▶ **YOUR ASSIGNMENT**
Each line of the records that includes "participate" should be found and copied.

Items from a dataset:
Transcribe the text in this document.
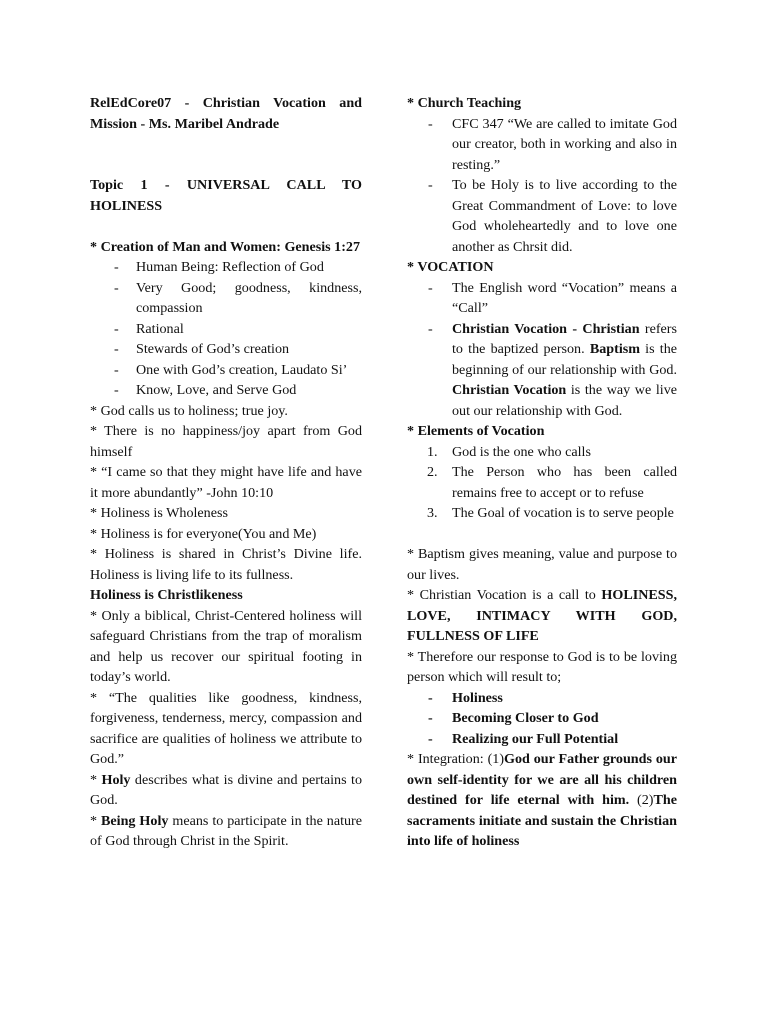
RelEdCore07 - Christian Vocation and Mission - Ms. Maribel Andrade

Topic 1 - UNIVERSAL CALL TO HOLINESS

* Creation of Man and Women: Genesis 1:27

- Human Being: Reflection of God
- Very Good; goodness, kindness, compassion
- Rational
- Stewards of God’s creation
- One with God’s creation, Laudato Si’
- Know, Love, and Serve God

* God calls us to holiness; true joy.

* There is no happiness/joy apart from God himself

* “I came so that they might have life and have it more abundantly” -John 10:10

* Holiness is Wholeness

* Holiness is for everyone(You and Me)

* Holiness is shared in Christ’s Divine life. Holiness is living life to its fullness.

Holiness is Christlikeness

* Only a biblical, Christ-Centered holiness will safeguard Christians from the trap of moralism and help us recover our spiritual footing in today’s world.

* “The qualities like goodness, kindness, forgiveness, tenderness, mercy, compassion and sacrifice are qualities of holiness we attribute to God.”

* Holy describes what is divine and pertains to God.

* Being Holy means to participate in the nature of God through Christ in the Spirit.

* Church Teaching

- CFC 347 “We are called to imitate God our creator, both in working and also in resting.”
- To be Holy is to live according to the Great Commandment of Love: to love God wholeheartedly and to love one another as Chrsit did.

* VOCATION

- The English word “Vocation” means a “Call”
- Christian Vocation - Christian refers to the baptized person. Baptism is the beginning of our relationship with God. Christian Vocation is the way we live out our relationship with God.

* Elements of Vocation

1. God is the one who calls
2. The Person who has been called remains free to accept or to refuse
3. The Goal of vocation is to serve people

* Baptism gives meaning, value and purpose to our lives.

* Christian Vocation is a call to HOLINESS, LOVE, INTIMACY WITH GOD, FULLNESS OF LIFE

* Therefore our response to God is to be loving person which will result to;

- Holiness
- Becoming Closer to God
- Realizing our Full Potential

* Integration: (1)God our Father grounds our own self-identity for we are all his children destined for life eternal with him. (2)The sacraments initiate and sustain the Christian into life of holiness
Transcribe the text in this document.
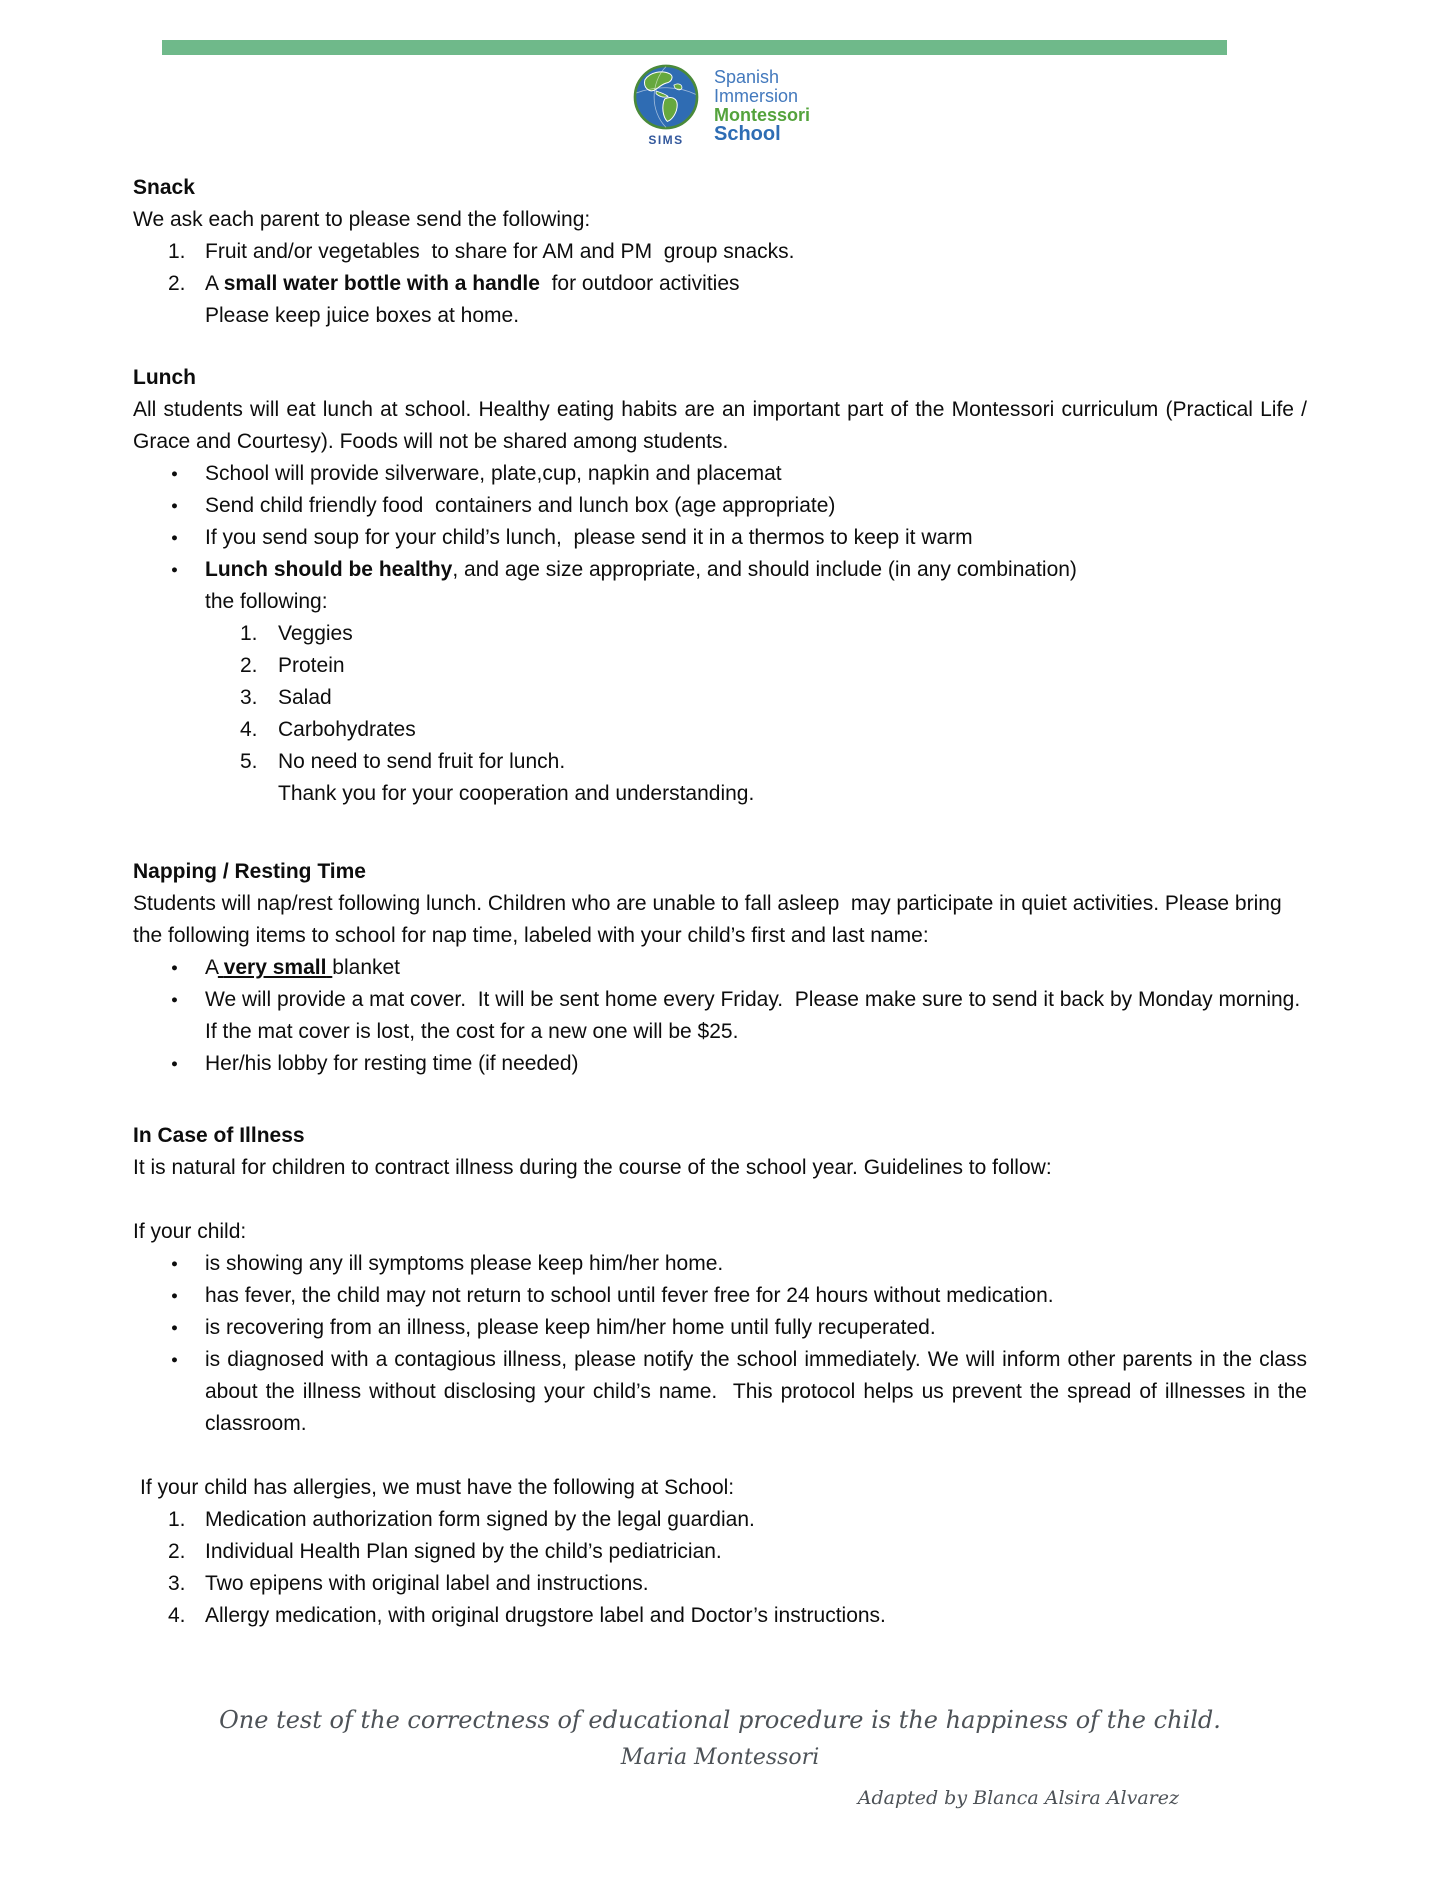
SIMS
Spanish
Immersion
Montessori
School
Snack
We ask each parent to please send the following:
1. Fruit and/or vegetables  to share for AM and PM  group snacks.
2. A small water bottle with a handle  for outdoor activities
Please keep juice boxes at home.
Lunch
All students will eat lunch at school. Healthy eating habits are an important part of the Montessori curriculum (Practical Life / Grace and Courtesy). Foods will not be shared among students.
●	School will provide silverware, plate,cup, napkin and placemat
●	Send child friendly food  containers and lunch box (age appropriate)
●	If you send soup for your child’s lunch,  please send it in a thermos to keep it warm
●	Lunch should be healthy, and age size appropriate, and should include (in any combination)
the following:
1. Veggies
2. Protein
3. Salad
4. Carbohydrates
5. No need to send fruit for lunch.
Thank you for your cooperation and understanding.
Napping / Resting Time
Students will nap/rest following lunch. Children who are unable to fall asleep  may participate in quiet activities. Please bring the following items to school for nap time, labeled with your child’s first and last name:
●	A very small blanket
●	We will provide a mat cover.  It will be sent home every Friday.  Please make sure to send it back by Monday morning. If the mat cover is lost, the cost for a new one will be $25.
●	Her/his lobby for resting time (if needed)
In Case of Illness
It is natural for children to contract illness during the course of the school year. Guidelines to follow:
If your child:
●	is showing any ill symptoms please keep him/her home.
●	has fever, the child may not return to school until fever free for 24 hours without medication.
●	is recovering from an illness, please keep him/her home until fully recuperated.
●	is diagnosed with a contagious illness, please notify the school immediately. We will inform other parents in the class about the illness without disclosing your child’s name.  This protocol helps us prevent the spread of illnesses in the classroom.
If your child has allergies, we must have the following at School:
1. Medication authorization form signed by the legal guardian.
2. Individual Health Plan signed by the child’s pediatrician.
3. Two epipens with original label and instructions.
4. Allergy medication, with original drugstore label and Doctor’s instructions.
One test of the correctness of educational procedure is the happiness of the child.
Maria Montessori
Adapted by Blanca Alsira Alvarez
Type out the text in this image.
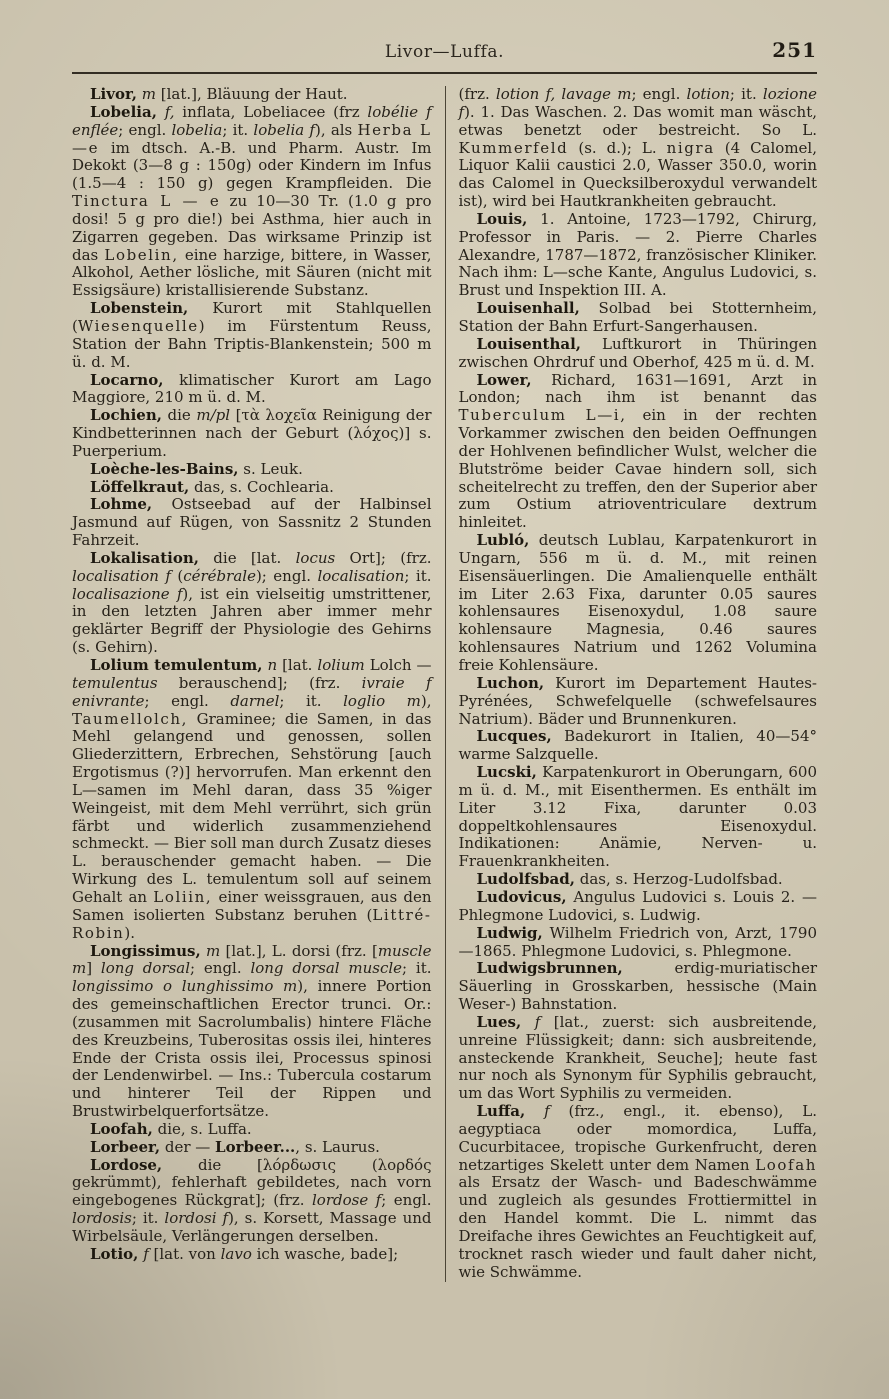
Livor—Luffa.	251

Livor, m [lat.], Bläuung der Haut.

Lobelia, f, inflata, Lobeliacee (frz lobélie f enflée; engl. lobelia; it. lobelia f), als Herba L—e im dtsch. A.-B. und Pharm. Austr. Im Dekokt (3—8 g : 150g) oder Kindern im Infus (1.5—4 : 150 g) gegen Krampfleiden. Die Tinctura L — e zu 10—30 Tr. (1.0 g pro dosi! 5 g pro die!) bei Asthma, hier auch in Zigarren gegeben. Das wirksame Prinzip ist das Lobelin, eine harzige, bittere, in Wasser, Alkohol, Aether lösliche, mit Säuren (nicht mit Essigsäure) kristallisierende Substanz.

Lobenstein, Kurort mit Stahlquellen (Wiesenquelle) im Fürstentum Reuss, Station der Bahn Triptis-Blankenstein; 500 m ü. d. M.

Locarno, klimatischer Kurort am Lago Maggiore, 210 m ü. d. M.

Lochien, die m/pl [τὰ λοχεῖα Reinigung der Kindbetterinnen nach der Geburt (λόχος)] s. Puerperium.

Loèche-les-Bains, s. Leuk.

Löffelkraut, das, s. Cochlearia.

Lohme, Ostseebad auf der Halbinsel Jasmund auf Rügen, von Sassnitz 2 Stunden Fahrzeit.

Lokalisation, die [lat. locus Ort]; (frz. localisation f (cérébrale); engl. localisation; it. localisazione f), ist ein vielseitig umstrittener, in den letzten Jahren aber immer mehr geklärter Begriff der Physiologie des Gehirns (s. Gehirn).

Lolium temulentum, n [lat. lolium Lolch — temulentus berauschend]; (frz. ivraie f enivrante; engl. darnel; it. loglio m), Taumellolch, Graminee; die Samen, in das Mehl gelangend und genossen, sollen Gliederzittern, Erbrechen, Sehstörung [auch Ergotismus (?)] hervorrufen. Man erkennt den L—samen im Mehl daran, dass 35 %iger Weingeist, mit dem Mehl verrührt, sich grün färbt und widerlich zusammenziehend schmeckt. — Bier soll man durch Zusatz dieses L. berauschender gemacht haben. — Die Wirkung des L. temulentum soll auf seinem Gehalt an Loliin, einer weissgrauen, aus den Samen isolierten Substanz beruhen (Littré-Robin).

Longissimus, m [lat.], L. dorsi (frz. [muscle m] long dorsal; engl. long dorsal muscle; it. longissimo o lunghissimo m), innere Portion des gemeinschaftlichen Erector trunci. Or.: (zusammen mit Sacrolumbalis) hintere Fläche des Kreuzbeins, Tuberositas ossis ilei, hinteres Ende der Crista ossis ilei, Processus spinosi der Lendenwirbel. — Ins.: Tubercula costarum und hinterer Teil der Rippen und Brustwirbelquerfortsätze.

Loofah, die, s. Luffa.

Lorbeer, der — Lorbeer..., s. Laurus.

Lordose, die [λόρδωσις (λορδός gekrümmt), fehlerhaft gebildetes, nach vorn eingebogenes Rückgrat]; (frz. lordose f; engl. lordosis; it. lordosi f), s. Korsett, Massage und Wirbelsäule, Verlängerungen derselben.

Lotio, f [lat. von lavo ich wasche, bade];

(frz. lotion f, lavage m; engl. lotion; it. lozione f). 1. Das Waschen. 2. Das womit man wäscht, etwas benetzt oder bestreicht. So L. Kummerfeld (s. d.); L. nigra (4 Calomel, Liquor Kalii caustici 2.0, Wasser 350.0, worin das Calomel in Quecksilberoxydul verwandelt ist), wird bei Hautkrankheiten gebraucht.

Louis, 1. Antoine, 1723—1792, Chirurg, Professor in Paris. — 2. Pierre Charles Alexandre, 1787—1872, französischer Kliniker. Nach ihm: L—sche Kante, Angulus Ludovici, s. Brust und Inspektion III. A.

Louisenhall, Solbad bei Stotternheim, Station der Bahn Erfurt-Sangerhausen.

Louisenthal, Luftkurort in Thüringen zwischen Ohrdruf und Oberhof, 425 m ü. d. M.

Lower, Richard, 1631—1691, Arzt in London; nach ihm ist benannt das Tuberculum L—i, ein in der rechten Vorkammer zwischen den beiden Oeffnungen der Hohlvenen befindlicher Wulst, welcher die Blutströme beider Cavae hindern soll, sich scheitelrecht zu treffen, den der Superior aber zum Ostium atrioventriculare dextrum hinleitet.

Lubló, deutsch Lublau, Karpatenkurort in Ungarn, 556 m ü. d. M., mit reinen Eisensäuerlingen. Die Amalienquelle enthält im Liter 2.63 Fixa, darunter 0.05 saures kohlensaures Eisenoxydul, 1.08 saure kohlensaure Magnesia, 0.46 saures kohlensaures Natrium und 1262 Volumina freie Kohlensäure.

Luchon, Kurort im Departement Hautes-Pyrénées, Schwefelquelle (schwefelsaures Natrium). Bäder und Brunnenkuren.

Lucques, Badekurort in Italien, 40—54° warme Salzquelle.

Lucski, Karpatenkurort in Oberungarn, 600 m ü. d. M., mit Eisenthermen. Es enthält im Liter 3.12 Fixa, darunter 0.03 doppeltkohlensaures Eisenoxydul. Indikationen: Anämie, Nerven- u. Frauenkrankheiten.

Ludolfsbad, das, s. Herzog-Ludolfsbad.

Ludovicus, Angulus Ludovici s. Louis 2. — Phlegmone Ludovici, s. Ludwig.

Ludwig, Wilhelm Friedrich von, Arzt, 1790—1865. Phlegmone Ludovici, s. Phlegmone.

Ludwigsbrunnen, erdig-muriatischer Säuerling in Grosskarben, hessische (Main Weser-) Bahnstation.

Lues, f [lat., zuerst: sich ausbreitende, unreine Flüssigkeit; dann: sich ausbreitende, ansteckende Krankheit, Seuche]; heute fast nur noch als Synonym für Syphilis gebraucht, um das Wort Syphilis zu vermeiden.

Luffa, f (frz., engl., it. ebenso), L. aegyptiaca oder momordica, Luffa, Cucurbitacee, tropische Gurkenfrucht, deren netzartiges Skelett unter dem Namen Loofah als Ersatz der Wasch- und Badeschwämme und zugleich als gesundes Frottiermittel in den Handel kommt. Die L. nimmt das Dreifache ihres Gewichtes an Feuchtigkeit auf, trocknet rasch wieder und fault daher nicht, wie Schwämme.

▶ **FINISHED TASK**
* Being Holy means to participate in the nature of God through Christ in the Spirit.
Students will nap/rest following lunch. Children who are unable to fall asleep  may participate in quiet activities. Please bring the following items to school for nap time, labeled with your child’s first and last name:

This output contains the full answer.